• [OBJECTIVE]: Exclude the pictures and return every line exactly as written.
_ _ _
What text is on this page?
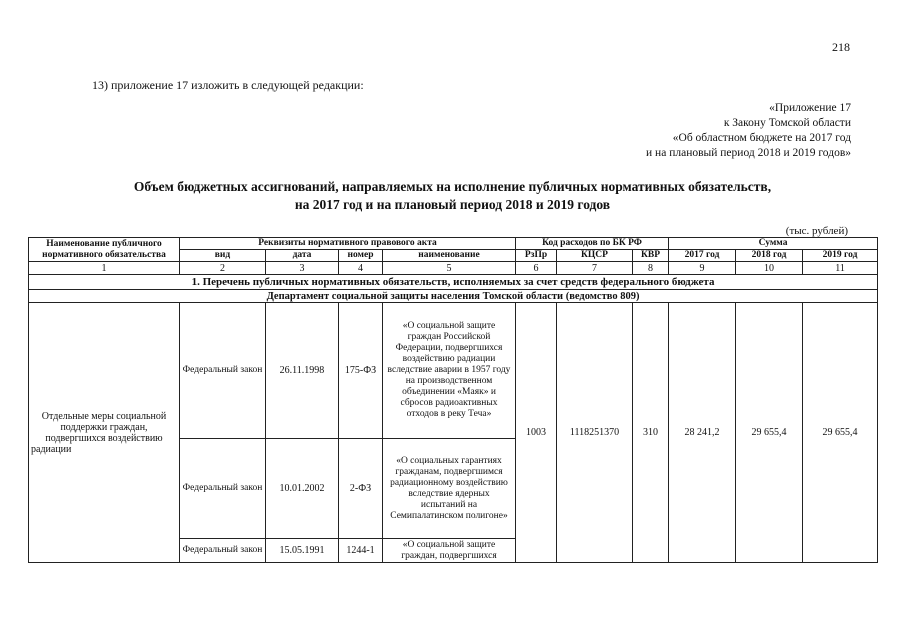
218
13) приложение 17 изложить в следующей редакции:
«Приложение 17
к Закону Томской области
«Об областном бюджете на 2017 год
и на плановый период 2018 и 2019 годов»
Объем бюджетных ассигнований, направляемых на исполнение публичных нормативных обязательств,
на 2017 год и на плановый период 2018 и 2019 годов
(тыс. рублей)
Наименование публичного нормативного обязательства	Реквизиты нормативного правового акта				Код расходов по БК РФ			Сумма		
	вид	дата	номер	наименование	РзПр	КЦСР	КВР	2017 год	2018 год	2019 год
1	2	3	4	5	6	7	8	9	10	11
1. Перечень публичных нормативных обязательств, исполняемых за счет средств федерального бюджета										
Департамент социальной защиты населения Томской области (ведомство 809)										
Отдельные меры социальной поддержки граждан, подвергшихся воздействию радиации	Федеральный закон	26.11.1998	175-ФЗ	«О социальной защите граждан Российской Федерации, подвергшихся воздействию радиации вследствие аварии в 1957 году на производственном объединении «Маяк» и сбросов радиоактивных отходов в реку Теча»	1003	1118251370	310	28 241,2	29 655,4	29 655,4
	Федеральный закон	10.01.2002	2-ФЗ	«О социальных гарантиях гражданам, подвергшимся радиационному воздействию вследствие ядерных испытаний на Семипалатинском полигоне»						
	Федеральный закон	15.05.1991	1244-1	«О социальной защите граждан, подвергшихся						
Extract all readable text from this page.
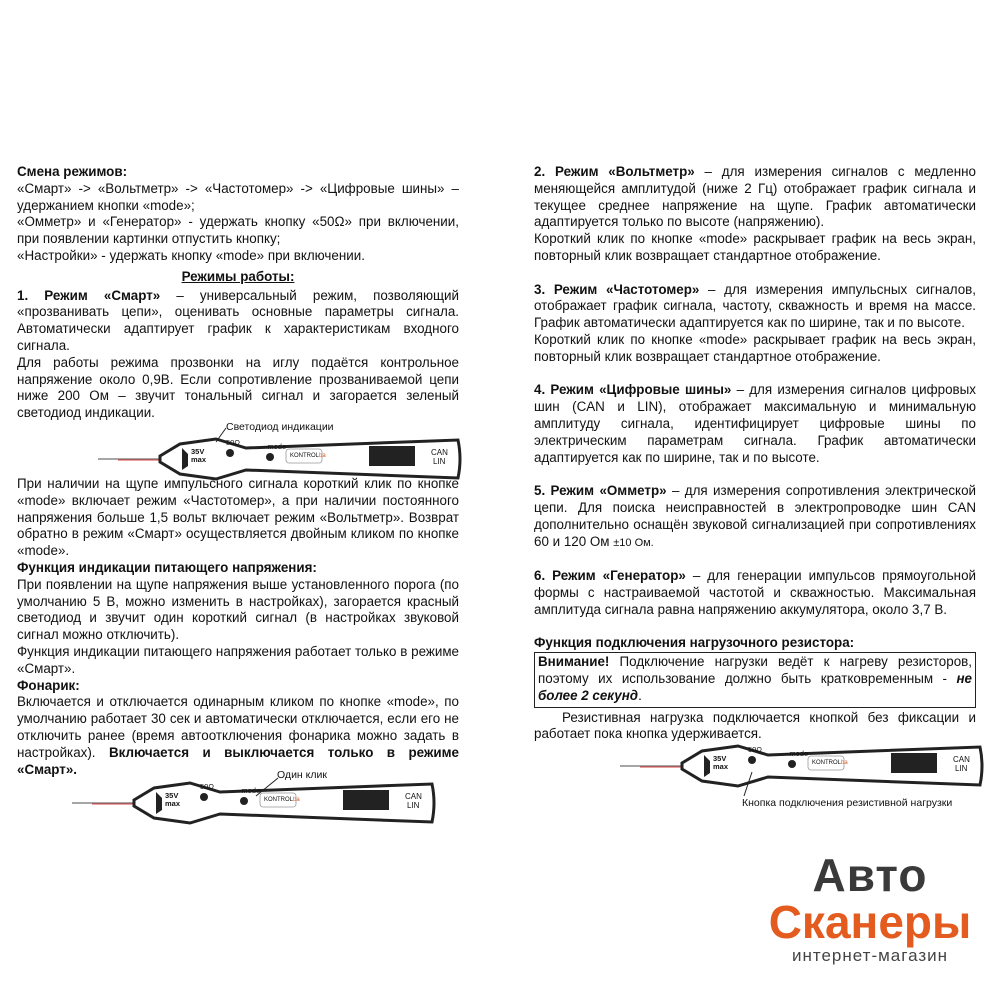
Смена режимов:

«Смарт» -> «Вольтметр» -> «Частотомер» -> «Цифровые шины» – удержанием кнопки «mode»;

«Омметр» и «Генератор» - удержать кнопку «50Ω» при включении, при появлении картинки отпустить кнопку;

«Настройки» - удержать кнопку «mode» при включении.

Режимы работы:

1. Режим «Смарт» – универсальный режим, позволяющий «прозванивать цепи», оценивать основные параметры сигнала. Автоматически адаптирует график к характеристикам входного сигнала.

Для работы режима прозвонки на иглу подаётся контрольное напряжение около 0,9В. Если сопротивление прозваниваемой цепи ниже 200 Ом – звучит тональный сигнал и загорается зеленый светодиод индикации.

При наличии на щупе импульсного сигнала короткий клик по кнопке «mode» включает режим «Частотомер», а при наличии постоянного напряжения больше 1,5 вольт включает режим «Вольтметр». Возврат обратно в режим «Смарт» осуществляется двойным кликом по кнопке «mode».

Функция индикации питающего напряжения:

При появлении на щупе напряжения выше установленного порога (по умолчанию 5 В, можно изменить в настройках), загорается красный светодиод и звучит один короткий сигнал (в настройках звуковой сигнал можно отключить).

Функция индикации питающего напряжения работает только в режиме «Смарт».

Фонарик:

Включается и отключается одинарным кликом по кнопке «mode», по умолчанию работает 30 сек и автоматически отключается, если его не отключить ранее (время автоотключения фонарика можно задать в настройках). Включается и выключается только в режиме «Смарт».

2. Режим «Вольтметр» – для измерения сигналов с медленно меняющейся амплитудой (ниже 2 Гц) отображает график сигнала и текущее среднее напряжение на щупе. График автоматически адаптируется только по высоте (напряжению).

Короткий клик по кнопке «mode» раскрывает график на весь экран, повторный клик возвращает стандартное отображение.

3. Режим «Частотомер» – для измерения импульсных сигналов, отображает график сигнала, частоту, скважность и время на массе. График автоматически адаптируется как по ширине, так и по высоте.

Короткий клик по кнопке «mode» раскрывает график на весь экран, повторный клик возвращает стандартное отображение.

4. Режим «Цифровые шины» – для измерения сигналов цифровых шин (CAN и LIN), отображает максимальную и минимальную амплитуду сигнала, идентифицирует цифровые шины по электрическим параметрам сигнала. График автоматически адаптируется как по ширине, так и по высоте.

5. Режим «Омметр» – для измерения сопротивления электрической цепи. Для поиска неисправностей в электропроводке шин CAN дополнительно оснащён звуковой сигнализацией при сопротивлениях 60 и 120 Ом ±10 Ом.

6. Режим «Генератор» – для генерации импульсов прямоугольной формы с настраиваемой частотой и скважностью. Максимальная амплитуда сигнала равна напряжению аккумулятора, около 3,7 В.

Функция подключения нагрузочного резистора:

Внимание! Подключение нагрузки ведёт к нагреву резисторов, поэтому их использование должно быть кратковременным - не более 2 секунд.

Резистивная нагрузка подключается кнопкой без фиксации и работает пока кнопка удерживается.

35V
max
50Ω	~mode
KONTROLba	CAN
LIN
Светодиод индикации
35V
max
50Ω	~mode
KONTROLba	CAN
LIN
Один клик
35V
max
50Ω	~mode
KONTROLba	CAN
LIN
Кнопка подключения резистивной нагрузки
Авто
Сканеры
интернет-магазин
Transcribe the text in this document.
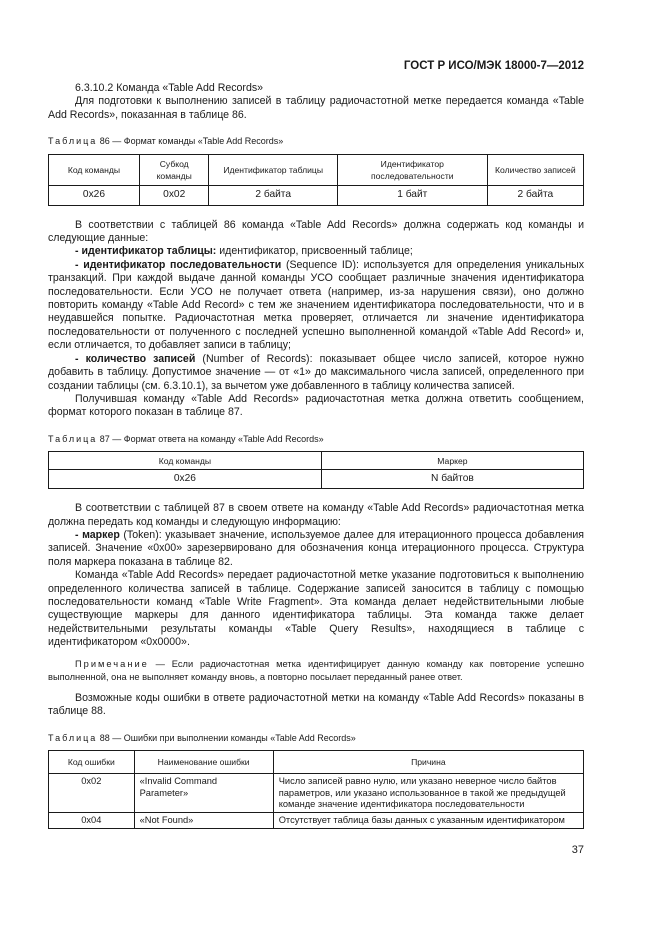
ГОСТ Р ИСО/МЭК 18000-7—2012

6.3.10.2 Команда «Table Add Records»

Для подготовки к выполнению записей в таблицу радиочастотной метке передается команда «Table Add Records», показанная в таблице 86.

Таблица 86 — Формат команды «Table Add Records»

Код команды	Субкод команды	Идентификатор таблицы	Идентификатор последовательности	Количество записей
0x26	0x02	2 байта	1 байт	2 байта

В соответствии с таблицей 86 команда «Table Add Records» должна содержать код команды и следующие данные:

- идентификатор таблицы: идентификатор, присвоенный таблице;

- идентификатор последовательности (Sequence ID): используется для определения уникальных транзакций. При каждой выдаче данной команды УСО сообщает различные значения идентификатора последовательности. Если УСО не получает ответа (например, из-за нарушения связи), оно должно повторить команду «Table Add Record» с тем же значением идентификатора последовательности, что и в неудавшейся попытке. Радиочастотная метка проверяет, отличается ли значение идентификатора последовательности от полученного с последней успешно выполненной командой «Table Add Record» и, если отличается, то добавляет записи в таблицу;

- количество записей (Number of Records): показывает общее число записей, которое нужно добавить в таблицу. Допустимое значение — от «1» до максимального числа записей, определенного при создании таблицы (см. 6.3.10.1), за вычетом уже добавленного в таблицу количества записей.

Получившая команду «Table Add Records» радиочастотная метка должна ответить сообщением, формат которого показан в таблице 87.

Таблица 87 — Формат ответа на команду «Table Add Records»

Код команды	Маркер
0x26	N байтов

В соответствии с таблицей 87 в своем ответе на команду «Table Add Records» радиочастотная метка должна передать код команды и следующую информацию:

- маркер (Token): указывает значение, используемое далее для итерационного процесса добавления записей. Значение «0x00» зарезервировано для обозначения конца итерационного процесса. Структура поля маркера показана в таблице 82.

Команда «Table Add Records» передает радиочастотной метке указание подготовиться к выполнению определенного количества записей в таблице. Содержание записей заносится в таблицу с помощью последовательности команд «Table Write Fragment». Эта команда делает недействительными любые существующие маркеры для данного идентификатора таблицы. Эта команда также делает недействительными результаты команды «Table Query Results», находящиеся в таблице с идентификатором «0x0000».

Примечание — Если радиочастотная метка идентифицирует данную команду как повторение успешно выполненной, она не выполняет команду вновь, а повторно посылает переданный ранее ответ.

Возможные коды ошибки в ответе радиочастотной метки на команду «Table Add Records» показаны в таблице 88.

Таблица 88 — Ошибки при выполнении команды «Table Add Records»

Код ошибки	Наименование ошибки	Причина
0x02	«Invalid Command Parameter»	Число записей равно нулю, или указано неверное число байтов параметров, или указано использованное в такой же предыдущей команде значение идентификатора последовательности
0x04	«Not Found»	Отсутствует таблица базы данных с указанным идентификатором
37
_ _ _
• [TASK ANSWER]:
What text is on this page?
218
13) приложение 17 изложить в следующей редакции:
«Приложение 17
к Закону Томской области
«Об областном бюджете на 2017 год
и на плановый период 2018 и 2019 годов»
Объем бюджетных ассигнований, направляемых на исполнение публичных нормативных обязательств,
на 2017 год и на плановый период 2018 и 2019 годов
(тыс. рублей)
Наименование публичного нормативного обязательства	Реквизиты нормативного правового акта				Код расходов по БК РФ			Сумма		
	вид	дата	номер	наименование	РзПр	КЦСР	КВР	2017 год	2018 год	2019 год
1	2	3	4	5	6	7	8	9	10	11
1. Перечень публичных нормативных обязательств, исполняемых за счет средств федерального бюджета										
Департамент социальной защиты населения Томской области (ведомство 809)										
Отдельные меры социальной поддержки граждан, подвергшихся воздействию радиации	Федеральный закон	26.11.1998	175-ФЗ	«О социальной защите граждан Российской Федерации, подвергшихся воздействию радиации вследствие аварии в 1957 году на производственном объединении «Маяк» и сбросов радиоактивных отходов в реку Теча»	1003	1118251370	310	28 241,2	29 655,4	29 655,4
	Федеральный закон	10.01.2002	2-ФЗ	«О социальных гарантиях гражданам, подвергшимся радиационному воздействию вследствие ядерных испытаний на Семипалатинском полигоне»						
	Федеральный закон	15.05.1991	1244-1	«О социальной защите граждан, подвергшихся						
Extract all readable text from this page.
Смена режимов:

«Смарт» -> «Вольтметр» -> «Частотомер» -> «Цифровые шины» – удержанием кнопки «mode»;

«Омметр» и «Генератор» - удержать кнопку «50Ω» при включении, при появлении картинки отпустить кнопку;

«Настройки» - удержать кнопку «mode» при включении.

Режимы работы:

1. Режим «Смарт» – универсальный режим, позволяющий «прозванивать цепи», оценивать основные параметры сигнала. Автоматически адаптирует график к характеристикам входного сигнала.

Для работы режима прозвонки на иглу подаётся контрольное напряжение около 0,9В. Если сопротивление прозваниваемой цепи ниже 200 Ом – звучит тональный сигнал и загорается зеленый светодиод индикации.

При наличии на щупе импульсного сигнала короткий клик по кнопке «mode» включает режим «Частотомер», а при наличии постоянного напряжения больше 1,5 вольт включает режим «Вольтметр». Возврат обратно в режим «Смарт» осуществляется двойным кликом по кнопке «mode».

Функция индикации питающего напряжения:

При появлении на щупе напряжения выше установленного порога (по умолчанию 5 В, можно изменить в настройках), загорается красный светодиод и звучит один короткий сигнал (в настройках звуковой сигнал можно отключить).

Функция индикации питающего напряжения работает только в режиме «Смарт».

Фонарик:

Включается и отключается одинарным кликом по кнопке «mode», по умолчанию работает 30 сек и автоматически отключается, если его не отключить ранее (время автоотключения фонарика можно задать в настройках). Включается и выключается только в режиме «Смарт».

2. Режим «Вольтметр» – для измерения сигналов с медленно меняющейся амплитудой (ниже 2 Гц) отображает график сигнала и текущее среднее напряжение на щупе. График автоматически адаптируется только по высоте (напряжению).

Короткий клик по кнопке «mode» раскрывает график на весь экран, повторный клик возвращает стандартное отображение.

3. Режим «Частотомер» – для измерения импульсных сигналов, отображает график сигнала, частоту, скважность и время на массе. График автоматически адаптируется как по ширине, так и по высоте.

Короткий клик по кнопке «mode» раскрывает график на весь экран, повторный клик возвращает стандартное отображение.

4. Режим «Цифровые шины» – для измерения сигналов цифровых шин (CAN и LIN), отображает максимальную и минимальную амплитуду сигнала, идентифицирует цифровые шины по электрическим параметрам сигнала. График автоматически адаптируется как по ширине, так и по высоте.

5. Режим «Омметр» – для измерения сопротивления электрической цепи. Для поиска неисправностей в электропроводке шин CAN дополнительно оснащён звуковой сигнализацией при сопротивлениях 60 и 120 Ом ±10 Ом.

6. Режим «Генератор» – для генерации импульсов прямоугольной формы с настраиваемой частотой и скважностью. Максимальная амплитуда сигнала равна напряжению аккумулятора, около 3,7 В.

Функция подключения нагрузочного резистора:

Внимание! Подключение нагрузки ведёт к нагреву резисторов, поэтому их использование должно быть кратковременным - не более 2 секунд.

Резистивная нагрузка подключается кнопкой без фиксации и работает пока кнопка удерживается.

35V
max
50Ω	~mode
KONTROLba	CAN
LIN
Светодиод индикации
35V
max
50Ω	~mode
KONTROLba	CAN
LIN
Один клик
35V
max
50Ω	~mode
KONTROLba	CAN
LIN
Кнопка подключения резистивной нагрузки
Авто
Сканеры
интернет-магазин
Transcribe the text in this document.
ГОСТ Р ИСО/МЭК 18000-7—2012

6.3.10.2 Команда «Table Add Records»

Для подготовки к выполнению записей в таблицу радиочастотной метке передается команда «Table Add Records», показанная в таблице 86.

Таблица 86 — Формат команды «Table Add Records»

Код команды	Субкод команды	Идентификатор таблицы	Идентификатор последовательности	Количество записей
0x26	0x02	2 байта	1 байт	2 байта

В соответствии с таблицей 86 команда «Table Add Records» должна содержать код команды и следующие данные:

- идентификатор таблицы: идентификатор, присвоенный таблице;

- идентификатор последовательности (Sequence ID): используется для определения уникальных транзакций. При каждой выдаче данной команды УСО сообщает различные значения идентификатора последовательности. Если УСО не получает ответа (например, из-за нарушения связи), оно должно повторить команду «Table Add Record» с тем же значением идентификатора последовательности, что и в неудавшейся попытке. Радиочастотная метка проверяет, отличается ли значение идентификатора последовательности от полученного с последней успешно выполненной командой «Table Add Record» и, если отличается, то добавляет записи в таблицу;

- количество записей (Number of Records): показывает общее число записей, которое нужно добавить в таблицу. Допустимое значение — от «1» до максимального числа записей, определенного при создании таблицы (см. 6.3.10.1), за вычетом уже добавленного в таблицу количества записей.

Получившая команду «Table Add Records» радиочастотная метка должна ответить сообщением, формат которого показан в таблице 87.

Таблица 87 — Формат ответа на команду «Table Add Records»

Код команды	Маркер
0x26	N байтов

В соответствии с таблицей 87 в своем ответе на команду «Table Add Records» радиочастотная метка должна передать код команды и следующую информацию:

- маркер (Token): указывает значение, используемое далее для итерационного процесса добавления записей. Значение «0x00» зарезервировано для обозначения конца итерационного процесса. Структура поля маркера показана в таблице 82.

Команда «Table Add Records» передает радиочастотной метке указание подготовиться к выполнению определенного количества записей в таблице. Содержание записей заносится в таблицу с помощью последовательности команд «Table Write Fragment». Эта команда делает недействительными любые существующие маркеры для данного идентификатора таблицы. Эта команда также делает недействительными результаты команды «Table Query Results», находящиеся в таблице с идентификатором «0x0000».

Примечание — Если радиочастотная метка идентифицирует данную команду как повторение успешно выполненной, она не выполняет команду вновь, а повторно посылает переданный ранее ответ.

Возможные коды ошибки в ответе радиочастотной метки на команду «Table Add Records» показаны в таблице 88.

Таблица 88 — Ошибки при выполнении команды «Table Add Records»

Код ошибки	Наименование ошибки	Причина
0x02	«Invalid Command Parameter»	Число записей равно нулю, или указано неверное число байтов параметров, или указано использованное в такой же предыдущей команде значение идентификатора последовательности
0x04	«Not Found»	Отсутствует таблица базы данных с указанным идентификатором
37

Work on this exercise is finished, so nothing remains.